> STATED PROBLEM: Your task is to filter the data below down to the lines holding "structured".

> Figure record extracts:

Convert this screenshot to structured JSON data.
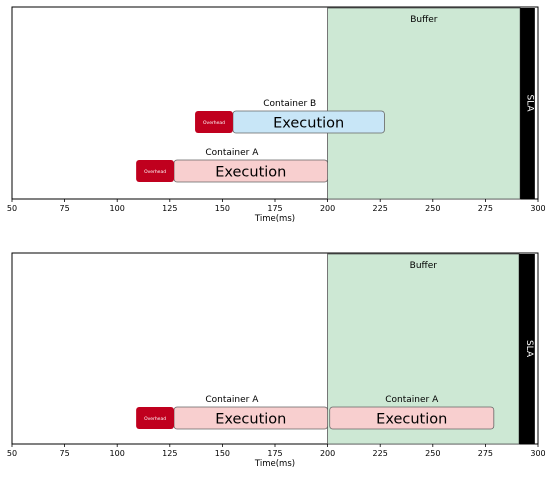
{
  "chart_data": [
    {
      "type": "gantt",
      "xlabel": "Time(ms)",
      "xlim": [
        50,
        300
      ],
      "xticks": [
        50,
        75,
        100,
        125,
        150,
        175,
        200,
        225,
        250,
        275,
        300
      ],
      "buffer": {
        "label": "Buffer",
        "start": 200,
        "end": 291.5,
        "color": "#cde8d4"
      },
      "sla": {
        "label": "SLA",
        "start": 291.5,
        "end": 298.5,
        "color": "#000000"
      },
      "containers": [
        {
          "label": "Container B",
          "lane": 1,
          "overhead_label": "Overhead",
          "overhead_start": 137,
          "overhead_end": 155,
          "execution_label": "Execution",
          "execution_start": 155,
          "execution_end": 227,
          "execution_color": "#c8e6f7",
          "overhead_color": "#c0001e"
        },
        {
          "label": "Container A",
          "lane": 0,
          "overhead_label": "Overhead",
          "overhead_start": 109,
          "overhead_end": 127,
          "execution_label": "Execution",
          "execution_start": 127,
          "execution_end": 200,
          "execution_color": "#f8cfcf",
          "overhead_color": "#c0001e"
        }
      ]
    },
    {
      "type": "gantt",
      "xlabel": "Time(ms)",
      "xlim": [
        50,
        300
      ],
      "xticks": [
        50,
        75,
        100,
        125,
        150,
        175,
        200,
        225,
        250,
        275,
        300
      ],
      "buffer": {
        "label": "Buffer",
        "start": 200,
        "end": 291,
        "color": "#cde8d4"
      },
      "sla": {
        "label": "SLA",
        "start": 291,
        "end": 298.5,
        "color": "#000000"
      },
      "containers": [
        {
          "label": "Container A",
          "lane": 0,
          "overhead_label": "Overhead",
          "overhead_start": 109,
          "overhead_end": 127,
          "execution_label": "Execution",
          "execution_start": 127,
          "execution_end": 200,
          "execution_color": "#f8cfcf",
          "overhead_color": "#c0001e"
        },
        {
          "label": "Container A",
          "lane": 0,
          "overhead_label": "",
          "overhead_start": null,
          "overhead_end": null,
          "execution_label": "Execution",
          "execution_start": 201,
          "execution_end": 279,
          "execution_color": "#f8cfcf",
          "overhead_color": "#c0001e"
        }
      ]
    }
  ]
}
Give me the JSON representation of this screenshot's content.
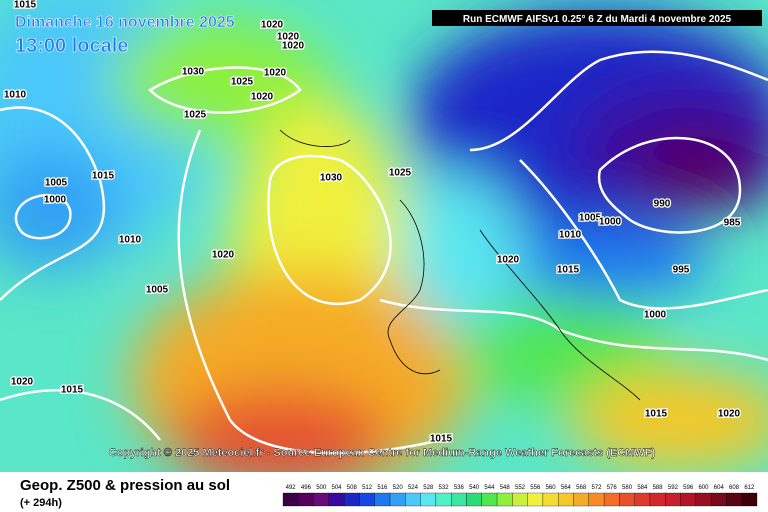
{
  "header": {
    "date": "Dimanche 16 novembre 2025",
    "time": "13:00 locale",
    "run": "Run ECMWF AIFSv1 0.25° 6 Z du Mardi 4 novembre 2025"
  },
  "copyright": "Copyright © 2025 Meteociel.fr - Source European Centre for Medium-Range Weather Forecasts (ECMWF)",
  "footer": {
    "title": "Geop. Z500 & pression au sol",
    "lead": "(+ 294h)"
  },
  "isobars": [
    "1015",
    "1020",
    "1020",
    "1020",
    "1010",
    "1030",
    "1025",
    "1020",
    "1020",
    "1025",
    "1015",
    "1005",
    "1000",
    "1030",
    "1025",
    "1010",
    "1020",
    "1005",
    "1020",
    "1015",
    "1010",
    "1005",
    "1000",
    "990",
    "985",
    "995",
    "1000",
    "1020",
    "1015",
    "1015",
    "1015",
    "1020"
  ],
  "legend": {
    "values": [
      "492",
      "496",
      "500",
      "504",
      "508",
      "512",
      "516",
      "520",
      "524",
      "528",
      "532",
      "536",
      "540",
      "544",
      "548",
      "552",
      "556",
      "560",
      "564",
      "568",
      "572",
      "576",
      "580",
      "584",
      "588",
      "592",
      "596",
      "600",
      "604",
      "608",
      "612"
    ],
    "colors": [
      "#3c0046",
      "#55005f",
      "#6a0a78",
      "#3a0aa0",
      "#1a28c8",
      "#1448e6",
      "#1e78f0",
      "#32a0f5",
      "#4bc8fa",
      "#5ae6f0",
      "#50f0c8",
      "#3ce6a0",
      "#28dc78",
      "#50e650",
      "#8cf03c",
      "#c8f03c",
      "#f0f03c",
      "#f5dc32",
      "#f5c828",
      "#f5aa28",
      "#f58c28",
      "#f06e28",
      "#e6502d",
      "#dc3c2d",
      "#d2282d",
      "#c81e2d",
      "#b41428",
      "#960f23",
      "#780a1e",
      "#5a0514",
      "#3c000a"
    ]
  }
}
* * *
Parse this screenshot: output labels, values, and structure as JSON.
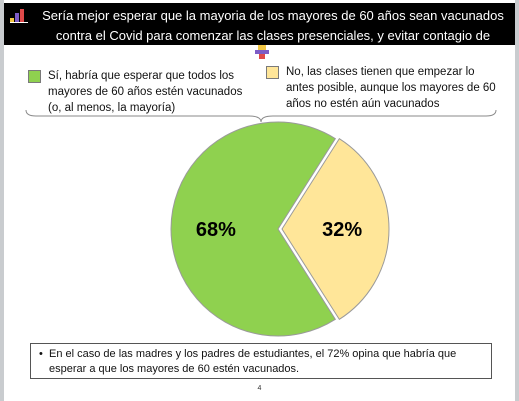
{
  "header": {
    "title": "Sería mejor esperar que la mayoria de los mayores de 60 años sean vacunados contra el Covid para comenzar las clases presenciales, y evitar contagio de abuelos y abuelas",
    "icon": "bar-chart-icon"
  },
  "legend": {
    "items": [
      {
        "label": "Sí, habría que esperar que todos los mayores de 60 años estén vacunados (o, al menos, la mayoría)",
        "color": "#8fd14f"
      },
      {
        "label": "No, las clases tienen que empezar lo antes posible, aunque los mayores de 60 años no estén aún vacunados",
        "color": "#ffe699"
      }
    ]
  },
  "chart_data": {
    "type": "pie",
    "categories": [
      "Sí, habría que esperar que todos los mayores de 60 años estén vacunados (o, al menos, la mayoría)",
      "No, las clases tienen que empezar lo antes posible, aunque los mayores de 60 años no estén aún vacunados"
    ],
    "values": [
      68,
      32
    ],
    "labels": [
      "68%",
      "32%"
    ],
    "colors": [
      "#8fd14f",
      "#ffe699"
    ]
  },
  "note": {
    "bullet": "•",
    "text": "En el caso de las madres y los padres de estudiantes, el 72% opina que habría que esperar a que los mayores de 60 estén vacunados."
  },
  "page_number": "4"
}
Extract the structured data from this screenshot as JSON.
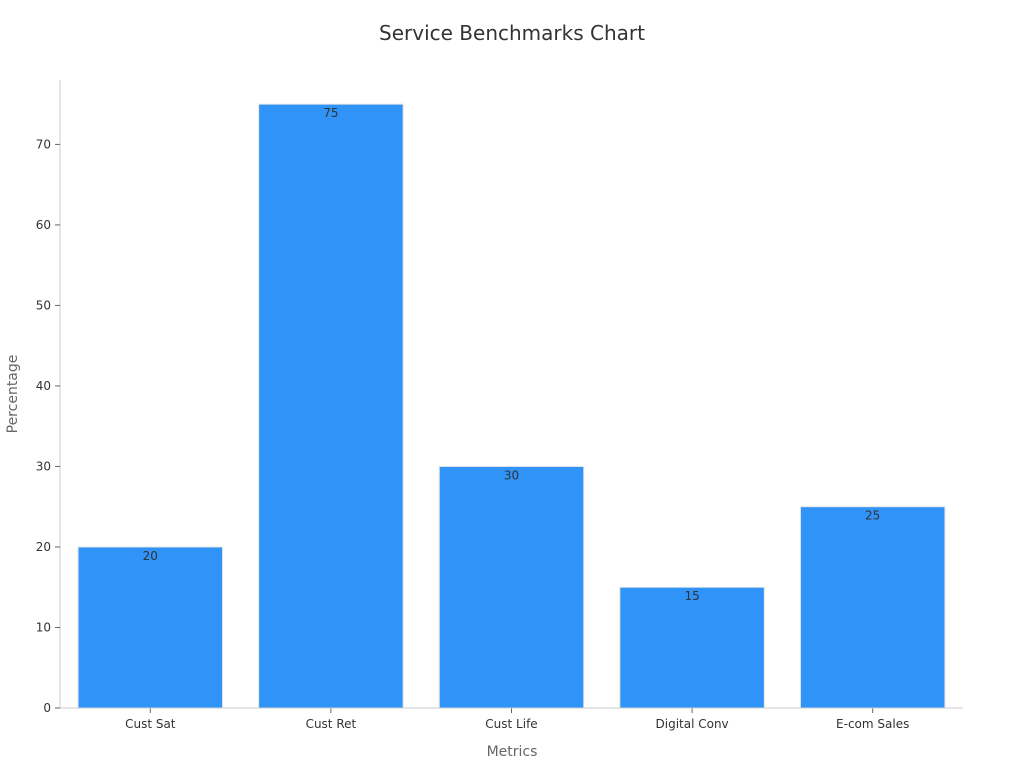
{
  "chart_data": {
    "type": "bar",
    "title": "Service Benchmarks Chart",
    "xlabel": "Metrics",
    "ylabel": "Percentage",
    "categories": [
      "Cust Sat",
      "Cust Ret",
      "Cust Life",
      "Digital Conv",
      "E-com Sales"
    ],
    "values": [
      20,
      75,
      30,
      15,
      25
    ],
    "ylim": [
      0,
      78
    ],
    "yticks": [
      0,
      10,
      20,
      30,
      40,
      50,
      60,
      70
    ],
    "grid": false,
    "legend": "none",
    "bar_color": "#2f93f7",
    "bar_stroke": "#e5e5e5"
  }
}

> RESULT OF THIS EXERCISE:
Convert this screenshot to structured JSON data.
Extract the structured data from this screenshot as JSON.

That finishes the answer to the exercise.